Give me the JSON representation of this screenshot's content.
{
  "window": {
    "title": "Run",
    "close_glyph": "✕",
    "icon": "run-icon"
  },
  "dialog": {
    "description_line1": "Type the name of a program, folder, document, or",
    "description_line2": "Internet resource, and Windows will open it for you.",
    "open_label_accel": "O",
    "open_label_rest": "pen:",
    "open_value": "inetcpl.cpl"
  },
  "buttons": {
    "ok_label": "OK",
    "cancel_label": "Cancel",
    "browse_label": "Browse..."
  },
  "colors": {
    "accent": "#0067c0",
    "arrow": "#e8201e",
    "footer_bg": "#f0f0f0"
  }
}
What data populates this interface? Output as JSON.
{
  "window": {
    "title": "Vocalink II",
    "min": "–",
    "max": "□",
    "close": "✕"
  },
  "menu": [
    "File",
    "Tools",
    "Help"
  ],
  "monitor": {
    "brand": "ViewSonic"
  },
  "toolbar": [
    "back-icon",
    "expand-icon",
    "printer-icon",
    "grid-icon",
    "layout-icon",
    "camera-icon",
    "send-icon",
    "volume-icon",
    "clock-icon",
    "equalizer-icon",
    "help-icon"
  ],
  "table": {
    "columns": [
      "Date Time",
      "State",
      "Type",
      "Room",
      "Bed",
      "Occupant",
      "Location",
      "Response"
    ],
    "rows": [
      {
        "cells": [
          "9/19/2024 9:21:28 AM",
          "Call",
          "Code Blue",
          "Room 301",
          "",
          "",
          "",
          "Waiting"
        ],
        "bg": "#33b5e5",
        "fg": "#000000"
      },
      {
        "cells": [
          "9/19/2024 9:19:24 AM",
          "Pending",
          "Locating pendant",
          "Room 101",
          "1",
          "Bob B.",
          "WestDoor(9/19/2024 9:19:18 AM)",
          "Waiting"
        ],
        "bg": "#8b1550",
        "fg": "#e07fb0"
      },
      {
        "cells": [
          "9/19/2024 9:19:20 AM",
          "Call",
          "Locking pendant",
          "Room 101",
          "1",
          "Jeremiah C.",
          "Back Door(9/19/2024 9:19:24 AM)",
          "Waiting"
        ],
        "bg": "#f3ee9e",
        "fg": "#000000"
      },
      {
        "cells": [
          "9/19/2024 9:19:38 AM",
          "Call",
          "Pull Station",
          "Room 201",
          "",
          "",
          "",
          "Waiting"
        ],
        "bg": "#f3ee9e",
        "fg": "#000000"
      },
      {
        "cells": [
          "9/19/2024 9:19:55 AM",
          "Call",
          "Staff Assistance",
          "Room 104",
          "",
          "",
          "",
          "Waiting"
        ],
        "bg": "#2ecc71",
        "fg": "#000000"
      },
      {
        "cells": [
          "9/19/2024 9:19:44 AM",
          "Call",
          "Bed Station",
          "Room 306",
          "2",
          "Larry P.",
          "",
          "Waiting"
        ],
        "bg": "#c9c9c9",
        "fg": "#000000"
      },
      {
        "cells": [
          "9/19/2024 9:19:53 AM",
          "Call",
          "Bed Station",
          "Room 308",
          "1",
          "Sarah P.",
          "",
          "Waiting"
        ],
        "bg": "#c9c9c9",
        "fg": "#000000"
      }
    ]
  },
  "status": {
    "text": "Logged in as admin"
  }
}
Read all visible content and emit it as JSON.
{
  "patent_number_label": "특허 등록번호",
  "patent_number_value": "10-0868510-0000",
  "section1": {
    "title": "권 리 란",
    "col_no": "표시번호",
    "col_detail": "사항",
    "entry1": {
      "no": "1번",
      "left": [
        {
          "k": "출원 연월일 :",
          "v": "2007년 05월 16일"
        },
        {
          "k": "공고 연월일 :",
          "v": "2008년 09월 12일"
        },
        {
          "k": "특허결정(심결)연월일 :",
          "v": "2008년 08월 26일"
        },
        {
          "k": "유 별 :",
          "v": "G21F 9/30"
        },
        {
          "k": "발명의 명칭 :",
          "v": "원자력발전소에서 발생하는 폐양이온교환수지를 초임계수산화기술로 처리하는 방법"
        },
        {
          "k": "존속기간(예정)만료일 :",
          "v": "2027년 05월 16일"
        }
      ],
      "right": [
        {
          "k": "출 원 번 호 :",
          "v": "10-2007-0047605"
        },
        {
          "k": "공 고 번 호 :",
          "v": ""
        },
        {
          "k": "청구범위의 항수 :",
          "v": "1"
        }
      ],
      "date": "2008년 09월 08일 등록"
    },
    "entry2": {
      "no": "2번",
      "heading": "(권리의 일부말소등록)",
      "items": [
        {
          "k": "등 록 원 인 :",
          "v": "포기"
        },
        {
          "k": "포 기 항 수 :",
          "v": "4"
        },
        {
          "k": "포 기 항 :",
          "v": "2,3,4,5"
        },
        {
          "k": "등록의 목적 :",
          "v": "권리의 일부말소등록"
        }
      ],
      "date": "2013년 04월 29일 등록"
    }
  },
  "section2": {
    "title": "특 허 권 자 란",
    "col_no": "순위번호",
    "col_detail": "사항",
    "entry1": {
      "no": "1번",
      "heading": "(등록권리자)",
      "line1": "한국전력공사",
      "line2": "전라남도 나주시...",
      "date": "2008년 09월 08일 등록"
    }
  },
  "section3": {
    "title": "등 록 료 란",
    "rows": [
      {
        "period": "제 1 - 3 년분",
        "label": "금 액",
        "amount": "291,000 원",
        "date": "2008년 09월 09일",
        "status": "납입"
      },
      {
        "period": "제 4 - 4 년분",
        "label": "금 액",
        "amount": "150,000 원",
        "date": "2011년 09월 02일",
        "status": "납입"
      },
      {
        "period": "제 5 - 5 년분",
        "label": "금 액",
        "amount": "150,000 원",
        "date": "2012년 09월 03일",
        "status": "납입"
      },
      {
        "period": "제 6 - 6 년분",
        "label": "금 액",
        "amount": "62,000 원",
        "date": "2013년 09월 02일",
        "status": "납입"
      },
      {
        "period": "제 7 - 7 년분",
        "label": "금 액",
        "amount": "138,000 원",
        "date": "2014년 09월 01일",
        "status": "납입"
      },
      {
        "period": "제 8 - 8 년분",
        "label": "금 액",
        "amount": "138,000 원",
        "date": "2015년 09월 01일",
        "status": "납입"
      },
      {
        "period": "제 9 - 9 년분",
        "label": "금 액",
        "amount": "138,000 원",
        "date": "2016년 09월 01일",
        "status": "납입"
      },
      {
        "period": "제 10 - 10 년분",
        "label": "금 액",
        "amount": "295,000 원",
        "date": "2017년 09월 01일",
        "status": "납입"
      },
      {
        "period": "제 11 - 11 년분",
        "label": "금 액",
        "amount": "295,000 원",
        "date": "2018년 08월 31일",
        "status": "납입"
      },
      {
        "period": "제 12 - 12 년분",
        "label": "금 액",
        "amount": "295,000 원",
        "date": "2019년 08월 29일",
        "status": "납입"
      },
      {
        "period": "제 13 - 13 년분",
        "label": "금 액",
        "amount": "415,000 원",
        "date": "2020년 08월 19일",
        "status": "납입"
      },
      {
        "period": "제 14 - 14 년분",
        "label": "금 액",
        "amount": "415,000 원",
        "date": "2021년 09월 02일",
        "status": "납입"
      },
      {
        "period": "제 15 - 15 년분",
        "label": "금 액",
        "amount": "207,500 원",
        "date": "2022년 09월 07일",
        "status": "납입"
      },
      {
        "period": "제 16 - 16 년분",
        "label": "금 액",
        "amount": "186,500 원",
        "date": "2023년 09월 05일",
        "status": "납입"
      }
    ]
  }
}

# # # # # # #

_TASK INSTRUCTIONS:_ Output the lines above verbatim and in full.

_PROBLEM SOLUTION:_
Give me the JSON representation of this screenshot's content.
{
  "window": {
    "title": "Run",
    "close_glyph": "✕",
    "icon": "run-icon"
  },
  "dialog": {
    "description_line1": "Type the name of a program, folder, document, or",
    "description_line2": "Internet resource, and Windows will open it for you.",
    "open_label_accel": "O",
    "open_label_rest": "pen:",
    "open_value": "inetcpl.cpl"
  },
  "buttons": {
    "ok_label": "OK",
    "cancel_label": "Cancel",
    "browse_label": "Browse..."
  },
  "colors": {
    "accent": "#0067c0",
    "arrow": "#e8201e",
    "footer_bg": "#f0f0f0"
  }
}
What data populates this interface? Output as JSON.
{
  "window": {
    "title": "Vocalink II",
    "min": "–",
    "max": "□",
    "close": "✕"
  },
  "menu": [
    "File",
    "Tools",
    "Help"
  ],
  "monitor": {
    "brand": "ViewSonic"
  },
  "toolbar": [
    "back-icon",
    "expand-icon",
    "printer-icon",
    "grid-icon",
    "layout-icon",
    "camera-icon",
    "send-icon",
    "volume-icon",
    "clock-icon",
    "equalizer-icon",
    "help-icon"
  ],
  "table": {
    "columns": [
      "Date Time",
      "State",
      "Type",
      "Room",
      "Bed",
      "Occupant",
      "Location",
      "Response"
    ],
    "rows": [
      {
        "cells": [
          "9/19/2024 9:21:28 AM",
          "Call",
          "Code Blue",
          "Room 301",
          "",
          "",
          "",
          "Waiting"
        ],
        "bg": "#33b5e5",
        "fg": "#000000"
      },
      {
        "cells": [
          "9/19/2024 9:19:24 AM",
          "Pending",
          "Locating pendant",
          "Room 101",
          "1",
          "Bob B.",
          "WestDoor(9/19/2024 9:19:18 AM)",
          "Waiting"
        ],
        "bg": "#8b1550",
        "fg": "#e07fb0"
      },
      {
        "cells": [
          "9/19/2024 9:19:20 AM",
          "Call",
          "Locking pendant",
          "Room 101",
          "1",
          "Jeremiah C.",
          "Back Door(9/19/2024 9:19:24 AM)",
          "Waiting"
        ],
        "bg": "#f3ee9e",
        "fg": "#000000"
      },
      {
        "cells": [
          "9/19/2024 9:19:38 AM",
          "Call",
          "Pull Station",
          "Room 201",
          "",
          "",
          "",
          "Waiting"
        ],
        "bg": "#f3ee9e",
        "fg": "#000000"
      },
      {
        "cells": [
          "9/19/2024 9:19:55 AM",
          "Call",
          "Staff Assistance",
          "Room 104",
          "",
          "",
          "",
          "Waiting"
        ],
        "bg": "#2ecc71",
        "fg": "#000000"
      },
      {
        "cells": [
          "9/19/2024 9:19:44 AM",
          "Call",
          "Bed Station",
          "Room 306",
          "2",
          "Larry P.",
          "",
          "Waiting"
        ],
        "bg": "#c9c9c9",
        "fg": "#000000"
      },
      {
        "cells": [
          "9/19/2024 9:19:53 AM",
          "Call",
          "Bed Station",
          "Room 308",
          "1",
          "Sarah P.",
          "",
          "Waiting"
        ],
        "bg": "#c9c9c9",
        "fg": "#000000"
      }
    ]
  },
  "status": {
    "text": "Logged in as admin"
  }
}
Read all visible content and emit it as JSON.
{
  "patent_number_label": "특허 등록번호",
  "patent_number_value": "10-0868510-0000",
  "section1": {
    "title": "권 리 란",
    "col_no": "표시번호",
    "col_detail": "사항",
    "entry1": {
      "no": "1번",
      "left": [
        {
          "k": "출원 연월일 :",
          "v": "2007년 05월 16일"
        },
        {
          "k": "공고 연월일 :",
          "v": "2008년 09월 12일"
        },
        {
          "k": "특허결정(심결)연월일 :",
          "v": "2008년 08월 26일"
        },
        {
          "k": "유 별 :",
          "v": "G21F 9/30"
        },
        {
          "k": "발명의 명칭 :",
          "v": "원자력발전소에서 발생하는 폐양이온교환수지를 초임계수산화기술로 처리하는 방법"
        },
        {
          "k": "존속기간(예정)만료일 :",
          "v": "2027년 05월 16일"
        }
      ],
      "right": [
        {
          "k": "출 원 번 호 :",
          "v": "10-2007-0047605"
        },
        {
          "k": "공 고 번 호 :",
          "v": ""
        },
        {
          "k": "청구범위의 항수 :",
          "v": "1"
        }
      ],
      "date": "2008년 09월 08일 등록"
    },
    "entry2": {
      "no": "2번",
      "heading": "(권리의 일부말소등록)",
      "items": [
        {
          "k": "등 록 원 인 :",
          "v": "포기"
        },
        {
          "k": "포 기 항 수 :",
          "v": "4"
        },
        {
          "k": "포 기 항 :",
          "v": "2,3,4,5"
        },
        {
          "k": "등록의 목적 :",
          "v": "권리의 일부말소등록"
        }
      ],
      "date": "2013년 04월 29일 등록"
    }
  },
  "section2": {
    "title": "특 허 권 자 란",
    "col_no": "순위번호",
    "col_detail": "사항",
    "entry1": {
      "no": "1번",
      "heading": "(등록권리자)",
      "line1": "한국전력공사",
      "line2": "전라남도 나주시...",
      "date": "2008년 09월 08일 등록"
    }
  },
  "section3": {
    "title": "등 록 료 란",
    "rows": [
      {
        "period": "제 1 - 3 년분",
        "label": "금 액",
        "amount": "291,000 원",
        "date": "2008년 09월 09일",
        "status": "납입"
      },
      {
        "period": "제 4 - 4 년분",
        "label": "금 액",
        "amount": "150,000 원",
        "date": "2011년 09월 02일",
        "status": "납입"
      },
      {
        "period": "제 5 - 5 년분",
        "label": "금 액",
        "amount": "150,000 원",
        "date": "2012년 09월 03일",
        "status": "납입"
      },
      {
        "period": "제 6 - 6 년분",
        "label": "금 액",
        "amount": "62,000 원",
        "date": "2013년 09월 02일",
        "status": "납입"
      },
      {
        "period": "제 7 - 7 년분",
        "label": "금 액",
        "amount": "138,000 원",
        "date": "2014년 09월 01일",
        "status": "납입"
      },
      {
        "period": "제 8 - 8 년분",
        "label": "금 액",
        "amount": "138,000 원",
        "date": "2015년 09월 01일",
        "status": "납입"
      },
      {
        "period": "제 9 - 9 년분",
        "label": "금 액",
        "amount": "138,000 원",
        "date": "2016년 09월 01일",
        "status": "납입"
      },
      {
        "period": "제 10 - 10 년분",
        "label": "금 액",
        "amount": "295,000 원",
        "date": "2017년 09월 01일",
        "status": "납입"
      },
      {
        "period": "제 11 - 11 년분",
        "label": "금 액",
        "amount": "295,000 원",
        "date": "2018년 08월 31일",
        "status": "납입"
      },
      {
        "period": "제 12 - 12 년분",
        "label": "금 액",
        "amount": "295,000 원",
        "date": "2019년 08월 29일",
        "status": "납입"
      },
      {
        "period": "제 13 - 13 년분",
        "label": "금 액",
        "amount": "415,000 원",
        "date": "2020년 08월 19일",
        "status": "납입"
      },
      {
        "period": "제 14 - 14 년분",
        "label": "금 액",
        "amount": "415,000 원",
        "date": "2021년 09월 02일",
        "status": "납입"
      },
      {
        "period": "제 15 - 15 년분",
        "label": "금 액",
        "amount": "207,500 원",
        "date": "2022년 09월 07일",
        "status": "납입"
      },
      {
        "period": "제 16 - 16 년분",
        "label": "금 액",
        "amount": "186,500 원",
        "date": "2023년 09월 05일",
        "status": "납입"
      }
    ]
  }
}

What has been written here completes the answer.